- BRIEF: Each line of the listing must be transcribed exactly, except for the images, which should be excluded.

- MATERIAL PROVIDED:
○ ○ ○

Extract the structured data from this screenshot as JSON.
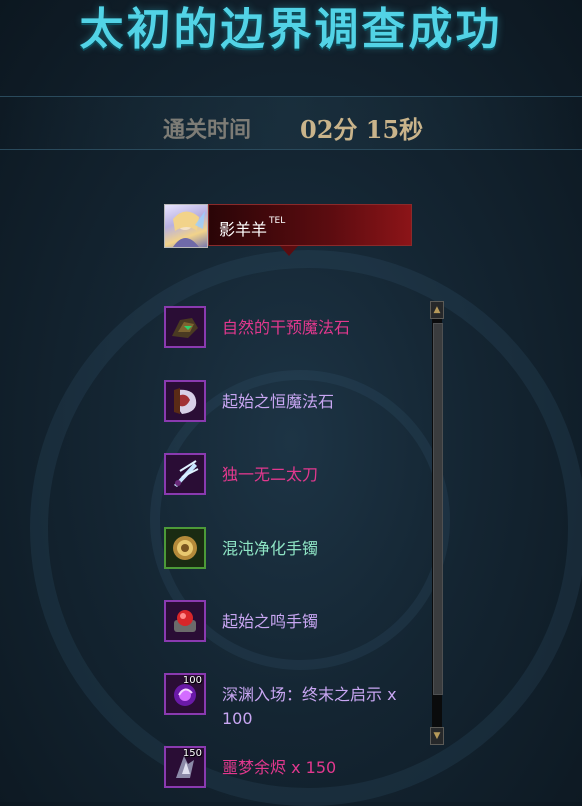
{
  "title": "太初的边界调查成功",
  "clear_time": {
    "label": "通关时间",
    "value": "02分 15秒"
  },
  "player": {
    "name": "影羊羊",
    "tag": "TEL"
  },
  "rewards": [
    {
      "name": "自然的干预魔法石",
      "color": "#e2388e",
      "icon": "magic-stone-icon",
      "count": ""
    },
    {
      "name": "起始之恒魔法石",
      "color": "#c8a6f2",
      "icon": "magic-stone-icon",
      "count": ""
    },
    {
      "name": "独一无二太刀",
      "color": "#e2388e",
      "icon": "katana-icon",
      "count": ""
    },
    {
      "name": "混沌净化手镯",
      "color": "#8ee4c4",
      "icon": "bracelet-icon",
      "count": ""
    },
    {
      "name": "起始之鸣手镯",
      "color": "#c8a6f2",
      "icon": "bracelet-icon",
      "count": ""
    },
    {
      "name": "深渊入场：终末之启示 x 100",
      "color": "#c8a6f2",
      "icon": "abyss-ticket-icon",
      "count": "100"
    },
    {
      "name": "噩梦余烬 x 150",
      "color": "#e2388e",
      "icon": "ember-icon",
      "count": "150"
    }
  ]
}
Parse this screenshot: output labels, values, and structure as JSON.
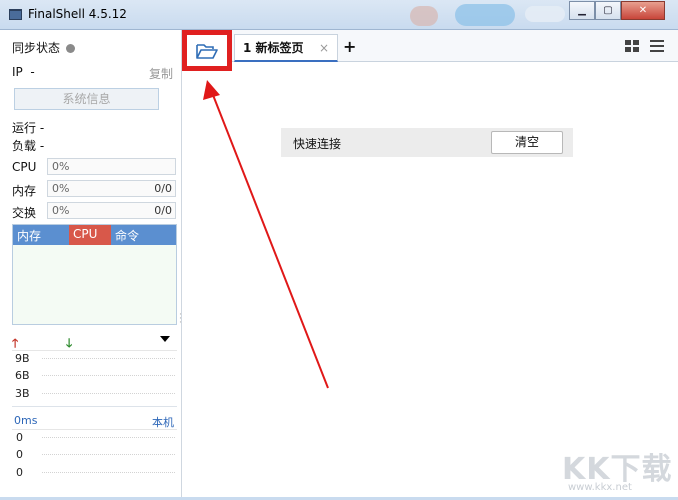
{
  "window": {
    "title": "FinalShell 4.5.12"
  },
  "left_panel": {
    "sync_status_label": "同步状态",
    "ip_label": "IP",
    "ip_value": "-",
    "copy_label": "复制",
    "sysinfo_button": "系统信息",
    "uptime_label": "运行",
    "uptime_value": "-",
    "load_label": "负载",
    "load_value": "-",
    "cpu_label": "CPU",
    "cpu_percent": "0%",
    "mem_label": "内存",
    "mem_percent": "0%",
    "mem_ratio": "0/0",
    "swap_label": "交换",
    "swap_percent": "0%",
    "swap_ratio": "0/0",
    "process_columns": [
      "内存",
      "CPU",
      "命令"
    ],
    "network": {
      "labels": [
        "9B",
        "6B",
        "3B"
      ]
    },
    "ping": {
      "label": "0ms",
      "local_label": "本机",
      "values": [
        "0",
        "0",
        "0"
      ]
    }
  },
  "tabs": [
    {
      "label": "1 新标签页",
      "close": "×"
    }
  ],
  "add_tab": "+",
  "quick_connect": {
    "label": "快速连接",
    "clear_button": "清空"
  },
  "watermark": {
    "text": "KK下载",
    "url": "www.kkx.net"
  }
}
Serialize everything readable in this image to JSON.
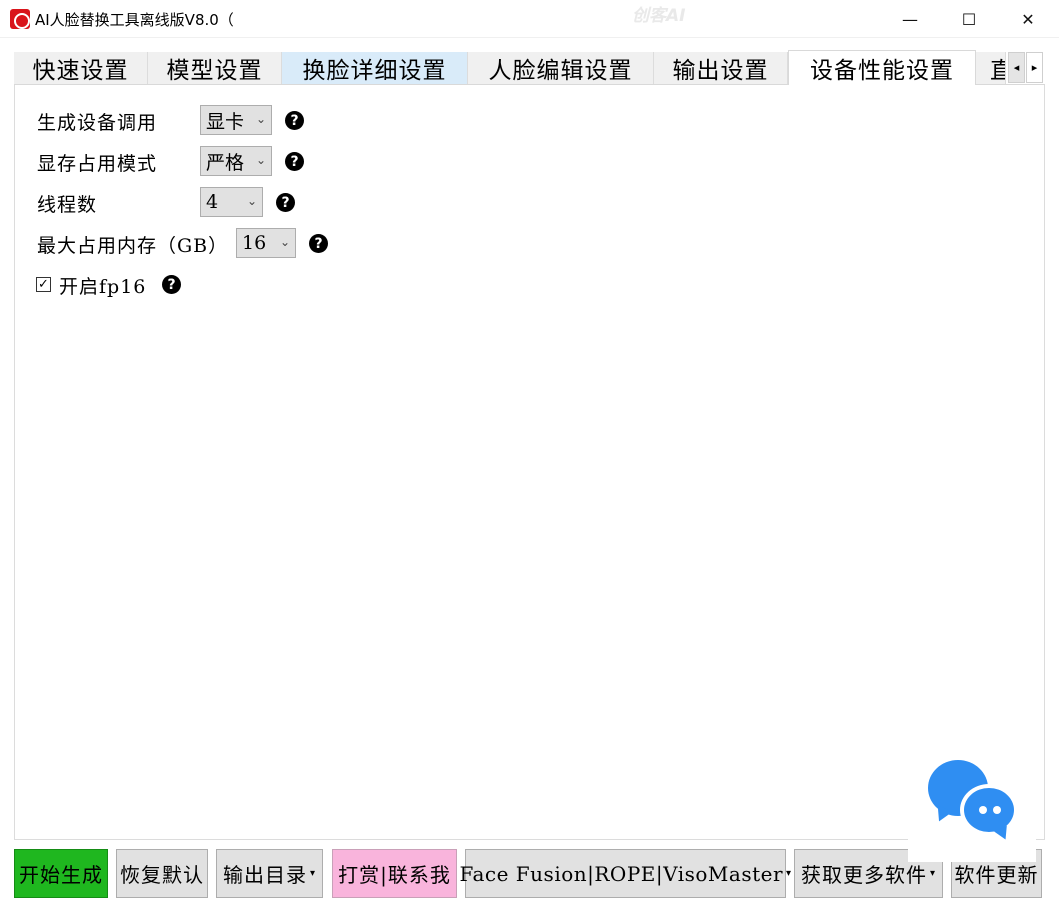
{
  "window": {
    "title": "AI人脸替换工具离线版V8.0（",
    "watermark": "创客AI",
    "minimize_glyph": "—",
    "maximize_glyph": "☐",
    "close_glyph": "✕"
  },
  "tabs": [
    {
      "label": "快速设置"
    },
    {
      "label": "模型设置"
    },
    {
      "label": "换脸详细设置"
    },
    {
      "label": "人脸编辑设置"
    },
    {
      "label": "输出设置"
    },
    {
      "label": "设备性能设置"
    },
    {
      "label": "直"
    }
  ],
  "tab_scroll": {
    "left": "◂",
    "right": "▸"
  },
  "settings": {
    "device": {
      "label": "生成设备调用",
      "value": "显卡"
    },
    "vram_mode": {
      "label": "显存占用模式",
      "value": "严格"
    },
    "threads": {
      "label": "线程数",
      "value": "4"
    },
    "max_memory": {
      "label": "最大占用内存（GB）",
      "value": "16"
    },
    "fp16": {
      "label": "开启fp16",
      "checked": true,
      "mark": "✓"
    },
    "help_glyph": "?",
    "arrow_glyph": "⌄"
  },
  "toolbar": {
    "start": "开始生成",
    "restore_default": "恢复默认",
    "output_dir": "输出目录",
    "donate_contact": "打赏|联系我",
    "face_fusion": "Face Fusion|ROPE|VisoMaster",
    "more_software": "获取更多软件",
    "update": "软件更新",
    "caret": "▾"
  },
  "colors": {
    "start_button": "#1fb71f",
    "donate_button": "#f9b4dc",
    "tab_hover": "#d9ebf9",
    "chat_blue": "#2f8ef2"
  }
}
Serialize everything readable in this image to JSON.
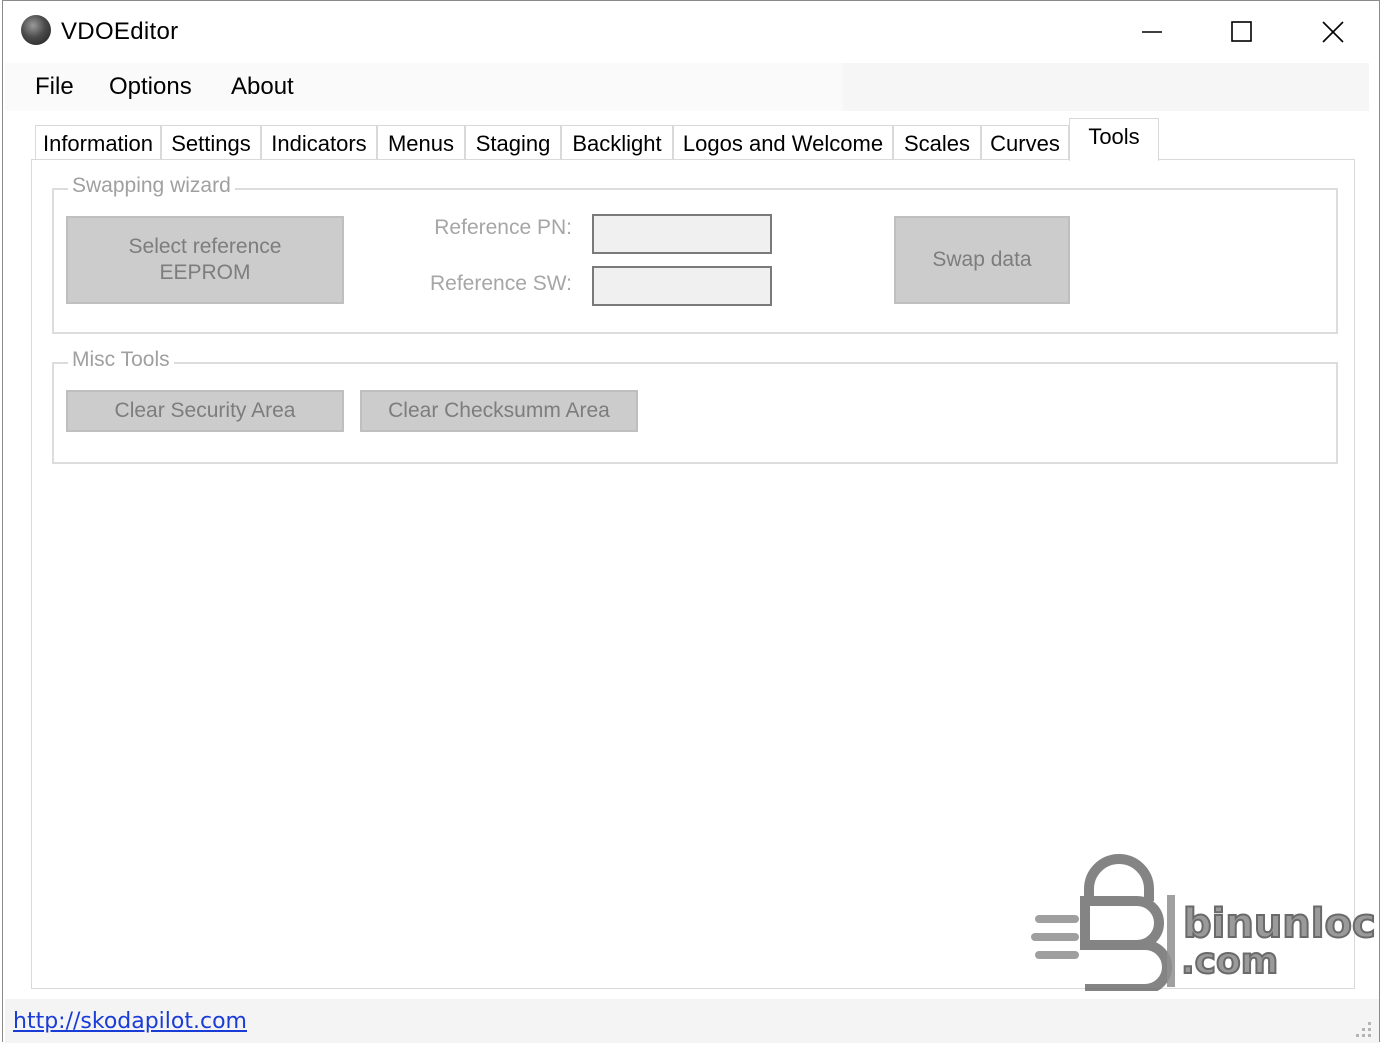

○ ○ ○

- THE SOLUTION:
Extract the structured data from this screenshot as JSON.
{
  "title": "太初的边界调查成功",
  "clear_time": {
    "label": "通关时间",
    "value": "02分 15秒"
  },
  "player": {
    "name": "影羊羊",
    "tag": "TEL"
  },
  "rewards": [
    {
      "name": "自然的干预魔法石",
      "color": "#e2388e",
      "icon": "magic-stone-icon",
      "count": ""
    },
    {
      "name": "起始之恒魔法石",
      "color": "#c8a6f2",
      "icon": "magic-stone-icon",
      "count": ""
    },
    {
      "name": "独一无二太刀",
      "color": "#e2388e",
      "icon": "katana-icon",
      "count": ""
    },
    {
      "name": "混沌净化手镯",
      "color": "#8ee4c4",
      "icon": "bracelet-icon",
      "count": ""
    },
    {
      "name": "起始之鸣手镯",
      "color": "#c8a6f2",
      "icon": "bracelet-icon",
      "count": ""
    },
    {
      "name": "深渊入场：终末之启示 x 100",
      "color": "#c8a6f2",
      "icon": "abyss-ticket-icon",
      "count": "100"
    },
    {
      "name": "噩梦余烬 x 150",
      "color": "#e2388e",
      "icon": "ember-icon",
      "count": "150"
    }
  ]
}
Parse this screenshot: output labels, values, and structure as JSON.
{
  "window": {
    "title": "FinalShell 4.5.12"
  },
  "left_panel": {
    "sync_status_label": "同步状态",
    "ip_label": "IP",
    "ip_value": "-",
    "copy_label": "复制",
    "sysinfo_button": "系统信息",
    "uptime_label": "运行",
    "uptime_value": "-",
    "load_label": "负载",
    "load_value": "-",
    "cpu_label": "CPU",
    "cpu_percent": "0%",
    "mem_label": "内存",
    "mem_percent": "0%",
    "mem_ratio": "0/0",
    "swap_label": "交换",
    "swap_percent": "0%",
    "swap_ratio": "0/0",
    "process_columns": [
      "内存",
      "CPU",
      "命令"
    ],
    "network": {
      "labels": [
        "9B",
        "6B",
        "3B"
      ]
    },
    "ping": {
      "label": "0ms",
      "local_label": "本机",
      "values": [
        "0",
        "0",
        "0"
      ]
    }
  },
  "tabs": [
    {
      "label": "1 新标签页",
      "close": "×"
    }
  ],
  "add_tab": "+",
  "quick_connect": {
    "label": "快速连接",
    "clear_button": "清空"
  },
  "watermark": {
    "text": "KK下载",
    "url": "www.kkx.net"
  }
}
Serialize everything readable in this image to JSON.
{
  "window": {
    "title": "AI人脸替换工具离线版V8.0（",
    "watermark": "创客AI",
    "minimize_glyph": "—",
    "maximize_glyph": "☐",
    "close_glyph": "✕"
  },
  "tabs": [
    {
      "label": "快速设置"
    },
    {
      "label": "模型设置"
    },
    {
      "label": "换脸详细设置"
    },
    {
      "label": "人脸编辑设置"
    },
    {
      "label": "输出设置"
    },
    {
      "label": "设备性能设置"
    },
    {
      "label": "直"
    }
  ],
  "tab_scroll": {
    "left": "◂",
    "right": "▸"
  },
  "settings": {
    "device": {
      "label": "生成设备调用",
      "value": "显卡"
    },
    "vram_mode": {
      "label": "显存占用模式",
      "value": "严格"
    },
    "threads": {
      "label": "线程数",
      "value": "4"
    },
    "max_memory": {
      "label": "最大占用内存（GB）",
      "value": "16"
    },
    "fp16": {
      "label": "开启fp16",
      "checked": true,
      "mark": "✓"
    },
    "help_glyph": "?",
    "arrow_glyph": "⌄"
  },
  "toolbar": {
    "start": "开始生成",
    "restore_default": "恢复默认",
    "output_dir": "输出目录",
    "donate_contact": "打赏|联系我",
    "face_fusion": "Face Fusion|ROPE|VisoMaster",
    "more_software": "获取更多软件",
    "update": "软件更新",
    "caret": "▾"
  },
  "colors": {
    "start_button": "#1fb71f",
    "donate_button": "#f9b4dc",
    "tab_hover": "#d9ebf9",
    "chat_blue": "#2f8ef2"
  }
}
Serialize everything readable in this image to JSON.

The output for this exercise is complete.